▶ _To do_
In the listing below, locate the lines bearing the word "facilities". Copy every one of them.

-- START OF Entries supplied --

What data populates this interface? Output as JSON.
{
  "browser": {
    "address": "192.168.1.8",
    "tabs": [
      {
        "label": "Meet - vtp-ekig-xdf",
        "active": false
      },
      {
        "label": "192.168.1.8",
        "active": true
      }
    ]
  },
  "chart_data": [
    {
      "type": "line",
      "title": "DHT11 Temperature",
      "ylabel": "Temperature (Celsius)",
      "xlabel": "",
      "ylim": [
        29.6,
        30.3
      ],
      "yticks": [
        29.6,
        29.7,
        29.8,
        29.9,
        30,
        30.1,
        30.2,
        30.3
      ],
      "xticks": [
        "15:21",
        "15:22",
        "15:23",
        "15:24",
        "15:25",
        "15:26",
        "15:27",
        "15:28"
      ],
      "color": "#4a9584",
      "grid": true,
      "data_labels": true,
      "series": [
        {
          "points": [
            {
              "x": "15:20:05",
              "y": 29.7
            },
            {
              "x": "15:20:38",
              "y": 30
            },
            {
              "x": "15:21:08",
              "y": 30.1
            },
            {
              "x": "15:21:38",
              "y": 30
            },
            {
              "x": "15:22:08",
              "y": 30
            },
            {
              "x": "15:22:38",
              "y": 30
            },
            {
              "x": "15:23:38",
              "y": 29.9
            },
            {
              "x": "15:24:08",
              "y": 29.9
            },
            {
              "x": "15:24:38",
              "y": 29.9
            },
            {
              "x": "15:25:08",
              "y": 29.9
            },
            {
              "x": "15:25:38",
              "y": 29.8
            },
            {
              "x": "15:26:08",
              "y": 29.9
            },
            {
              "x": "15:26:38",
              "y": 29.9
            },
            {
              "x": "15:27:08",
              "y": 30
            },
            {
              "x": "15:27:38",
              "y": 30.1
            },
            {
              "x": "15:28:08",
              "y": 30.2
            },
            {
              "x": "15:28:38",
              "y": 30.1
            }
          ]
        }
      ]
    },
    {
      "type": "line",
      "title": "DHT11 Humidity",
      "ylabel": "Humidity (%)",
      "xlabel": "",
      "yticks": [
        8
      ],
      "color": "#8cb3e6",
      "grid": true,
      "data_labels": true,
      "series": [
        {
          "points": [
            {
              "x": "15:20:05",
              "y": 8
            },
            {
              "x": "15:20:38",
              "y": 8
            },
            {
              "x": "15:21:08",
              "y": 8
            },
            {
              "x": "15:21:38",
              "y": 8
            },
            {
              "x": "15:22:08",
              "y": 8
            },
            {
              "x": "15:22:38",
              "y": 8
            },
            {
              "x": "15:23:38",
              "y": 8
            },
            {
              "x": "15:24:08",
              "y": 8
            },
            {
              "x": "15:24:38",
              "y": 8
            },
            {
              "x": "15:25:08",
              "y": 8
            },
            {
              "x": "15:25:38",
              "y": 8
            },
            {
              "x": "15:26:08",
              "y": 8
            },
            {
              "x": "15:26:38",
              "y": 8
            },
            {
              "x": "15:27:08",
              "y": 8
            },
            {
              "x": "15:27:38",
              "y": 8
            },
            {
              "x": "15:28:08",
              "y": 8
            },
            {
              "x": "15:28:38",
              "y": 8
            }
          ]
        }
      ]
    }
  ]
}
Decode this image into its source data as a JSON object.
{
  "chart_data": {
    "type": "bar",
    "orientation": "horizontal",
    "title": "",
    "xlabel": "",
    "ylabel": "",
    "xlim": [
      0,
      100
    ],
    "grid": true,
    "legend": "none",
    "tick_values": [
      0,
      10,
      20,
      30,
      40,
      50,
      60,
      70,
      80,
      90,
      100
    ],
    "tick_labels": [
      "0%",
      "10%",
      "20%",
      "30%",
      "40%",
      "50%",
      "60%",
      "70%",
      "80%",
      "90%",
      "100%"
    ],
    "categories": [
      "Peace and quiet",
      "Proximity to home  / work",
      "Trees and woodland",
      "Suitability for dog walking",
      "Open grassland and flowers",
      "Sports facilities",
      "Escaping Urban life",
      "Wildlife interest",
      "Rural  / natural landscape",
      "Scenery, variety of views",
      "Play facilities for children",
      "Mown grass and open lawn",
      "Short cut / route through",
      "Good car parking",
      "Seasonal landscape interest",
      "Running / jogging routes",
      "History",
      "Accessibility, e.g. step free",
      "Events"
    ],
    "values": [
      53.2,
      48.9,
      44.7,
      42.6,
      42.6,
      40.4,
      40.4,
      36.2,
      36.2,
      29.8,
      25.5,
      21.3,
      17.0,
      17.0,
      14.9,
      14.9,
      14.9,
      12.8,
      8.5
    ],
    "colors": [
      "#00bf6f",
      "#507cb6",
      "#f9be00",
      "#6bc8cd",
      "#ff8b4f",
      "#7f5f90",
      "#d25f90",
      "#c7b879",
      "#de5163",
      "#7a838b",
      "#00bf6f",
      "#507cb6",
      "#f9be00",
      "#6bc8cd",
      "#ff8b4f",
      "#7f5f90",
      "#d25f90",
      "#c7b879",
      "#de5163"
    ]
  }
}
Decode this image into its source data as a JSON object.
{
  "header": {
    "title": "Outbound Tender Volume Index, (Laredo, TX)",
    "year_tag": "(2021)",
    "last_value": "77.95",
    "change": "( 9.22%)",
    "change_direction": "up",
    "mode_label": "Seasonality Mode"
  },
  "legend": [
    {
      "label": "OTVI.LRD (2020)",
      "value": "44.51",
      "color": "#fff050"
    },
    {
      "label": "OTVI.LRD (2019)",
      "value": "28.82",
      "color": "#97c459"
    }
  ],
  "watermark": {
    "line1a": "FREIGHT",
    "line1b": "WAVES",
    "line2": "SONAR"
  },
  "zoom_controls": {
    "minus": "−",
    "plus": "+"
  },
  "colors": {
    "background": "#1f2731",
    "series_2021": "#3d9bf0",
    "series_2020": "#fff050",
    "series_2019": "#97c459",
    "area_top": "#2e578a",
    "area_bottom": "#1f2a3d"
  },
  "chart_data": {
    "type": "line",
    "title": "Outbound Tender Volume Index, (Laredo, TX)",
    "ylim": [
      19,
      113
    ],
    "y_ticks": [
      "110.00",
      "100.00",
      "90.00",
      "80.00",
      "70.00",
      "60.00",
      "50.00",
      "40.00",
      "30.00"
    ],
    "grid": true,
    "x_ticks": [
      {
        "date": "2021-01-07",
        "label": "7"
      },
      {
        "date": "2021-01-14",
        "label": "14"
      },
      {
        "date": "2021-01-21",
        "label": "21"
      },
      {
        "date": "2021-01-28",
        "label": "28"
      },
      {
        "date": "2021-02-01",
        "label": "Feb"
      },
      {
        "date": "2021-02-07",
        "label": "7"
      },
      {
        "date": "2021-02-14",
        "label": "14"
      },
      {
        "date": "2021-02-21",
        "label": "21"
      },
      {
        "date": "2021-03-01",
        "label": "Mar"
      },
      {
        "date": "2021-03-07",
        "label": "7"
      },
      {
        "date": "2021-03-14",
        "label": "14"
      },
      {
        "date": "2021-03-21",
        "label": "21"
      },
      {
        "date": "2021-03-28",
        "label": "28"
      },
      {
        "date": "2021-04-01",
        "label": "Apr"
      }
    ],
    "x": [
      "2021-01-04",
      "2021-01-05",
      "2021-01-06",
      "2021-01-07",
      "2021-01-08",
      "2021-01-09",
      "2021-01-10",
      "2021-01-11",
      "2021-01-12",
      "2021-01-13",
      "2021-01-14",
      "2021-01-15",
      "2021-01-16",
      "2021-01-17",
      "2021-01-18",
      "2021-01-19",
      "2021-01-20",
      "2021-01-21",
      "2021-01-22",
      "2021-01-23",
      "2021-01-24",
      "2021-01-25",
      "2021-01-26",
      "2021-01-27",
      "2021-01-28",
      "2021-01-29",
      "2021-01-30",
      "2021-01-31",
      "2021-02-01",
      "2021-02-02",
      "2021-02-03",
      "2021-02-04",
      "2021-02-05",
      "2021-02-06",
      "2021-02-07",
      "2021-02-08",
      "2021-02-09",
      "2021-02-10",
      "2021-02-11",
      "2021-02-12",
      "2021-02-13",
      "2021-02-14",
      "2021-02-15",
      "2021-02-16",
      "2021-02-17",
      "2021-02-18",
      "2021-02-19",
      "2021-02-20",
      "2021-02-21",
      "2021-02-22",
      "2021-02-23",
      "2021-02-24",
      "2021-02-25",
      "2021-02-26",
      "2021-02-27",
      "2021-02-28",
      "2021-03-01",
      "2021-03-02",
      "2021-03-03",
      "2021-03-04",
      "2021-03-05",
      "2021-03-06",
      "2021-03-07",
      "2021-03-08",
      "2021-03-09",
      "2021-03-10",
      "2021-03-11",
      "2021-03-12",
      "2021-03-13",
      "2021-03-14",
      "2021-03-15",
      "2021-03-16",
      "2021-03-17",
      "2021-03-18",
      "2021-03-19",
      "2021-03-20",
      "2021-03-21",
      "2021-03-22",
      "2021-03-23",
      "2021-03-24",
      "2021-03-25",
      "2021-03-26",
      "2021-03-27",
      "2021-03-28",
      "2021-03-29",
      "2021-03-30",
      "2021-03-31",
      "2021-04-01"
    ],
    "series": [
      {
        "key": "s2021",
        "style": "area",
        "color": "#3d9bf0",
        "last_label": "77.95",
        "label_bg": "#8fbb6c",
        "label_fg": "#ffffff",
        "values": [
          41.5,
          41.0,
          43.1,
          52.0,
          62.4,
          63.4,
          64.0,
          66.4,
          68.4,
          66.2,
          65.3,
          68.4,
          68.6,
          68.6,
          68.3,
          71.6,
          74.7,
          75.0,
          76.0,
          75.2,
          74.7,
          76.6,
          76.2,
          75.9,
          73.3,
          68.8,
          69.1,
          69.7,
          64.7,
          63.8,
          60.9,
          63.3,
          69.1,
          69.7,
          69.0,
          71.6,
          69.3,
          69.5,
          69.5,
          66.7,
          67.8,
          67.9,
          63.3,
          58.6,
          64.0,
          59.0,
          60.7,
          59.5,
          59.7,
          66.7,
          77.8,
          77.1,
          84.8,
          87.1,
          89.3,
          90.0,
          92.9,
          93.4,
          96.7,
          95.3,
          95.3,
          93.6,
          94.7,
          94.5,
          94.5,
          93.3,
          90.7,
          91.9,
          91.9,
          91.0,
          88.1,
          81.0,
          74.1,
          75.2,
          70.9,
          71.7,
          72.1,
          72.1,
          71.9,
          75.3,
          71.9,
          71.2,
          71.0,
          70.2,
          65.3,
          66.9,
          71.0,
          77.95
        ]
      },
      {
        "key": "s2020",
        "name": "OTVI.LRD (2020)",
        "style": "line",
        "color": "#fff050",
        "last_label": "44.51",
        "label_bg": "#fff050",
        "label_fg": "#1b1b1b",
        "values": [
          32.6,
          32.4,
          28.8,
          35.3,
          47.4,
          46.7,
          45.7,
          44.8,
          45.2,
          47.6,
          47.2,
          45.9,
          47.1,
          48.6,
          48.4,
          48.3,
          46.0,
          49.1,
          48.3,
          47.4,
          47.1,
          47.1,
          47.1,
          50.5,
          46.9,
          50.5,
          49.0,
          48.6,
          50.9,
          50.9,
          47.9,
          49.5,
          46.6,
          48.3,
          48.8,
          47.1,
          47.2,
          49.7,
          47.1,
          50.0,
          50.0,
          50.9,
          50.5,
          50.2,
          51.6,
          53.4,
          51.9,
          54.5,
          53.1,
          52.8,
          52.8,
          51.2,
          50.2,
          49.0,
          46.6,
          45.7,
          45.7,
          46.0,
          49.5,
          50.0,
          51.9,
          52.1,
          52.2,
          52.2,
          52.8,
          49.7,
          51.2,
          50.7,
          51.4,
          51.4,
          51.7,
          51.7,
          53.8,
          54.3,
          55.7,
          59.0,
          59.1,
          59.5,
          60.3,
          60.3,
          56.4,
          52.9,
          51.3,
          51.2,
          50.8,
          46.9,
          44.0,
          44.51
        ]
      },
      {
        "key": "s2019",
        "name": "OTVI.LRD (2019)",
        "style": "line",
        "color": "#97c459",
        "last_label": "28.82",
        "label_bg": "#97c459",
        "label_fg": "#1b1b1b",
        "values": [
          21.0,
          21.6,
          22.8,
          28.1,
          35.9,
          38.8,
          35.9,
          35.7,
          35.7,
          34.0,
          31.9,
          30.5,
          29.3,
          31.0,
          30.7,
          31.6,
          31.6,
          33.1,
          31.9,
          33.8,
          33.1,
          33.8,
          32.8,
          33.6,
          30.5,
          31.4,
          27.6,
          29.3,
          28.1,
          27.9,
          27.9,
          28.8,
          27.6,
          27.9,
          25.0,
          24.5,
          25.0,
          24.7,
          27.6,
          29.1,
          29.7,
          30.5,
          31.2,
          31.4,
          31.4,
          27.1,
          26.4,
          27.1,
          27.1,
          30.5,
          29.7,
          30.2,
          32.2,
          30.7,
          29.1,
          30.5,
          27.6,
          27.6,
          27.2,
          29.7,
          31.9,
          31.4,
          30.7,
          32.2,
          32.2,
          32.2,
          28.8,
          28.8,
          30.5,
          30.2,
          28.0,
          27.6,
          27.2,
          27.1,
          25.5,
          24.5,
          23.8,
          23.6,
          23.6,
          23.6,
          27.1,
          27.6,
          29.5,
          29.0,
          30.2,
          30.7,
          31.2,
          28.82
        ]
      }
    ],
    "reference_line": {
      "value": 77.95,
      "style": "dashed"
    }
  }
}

-- END OF Entries supplied --

▶ _Finished exercise_
      "Sports facilities",
      "Play facilities for children",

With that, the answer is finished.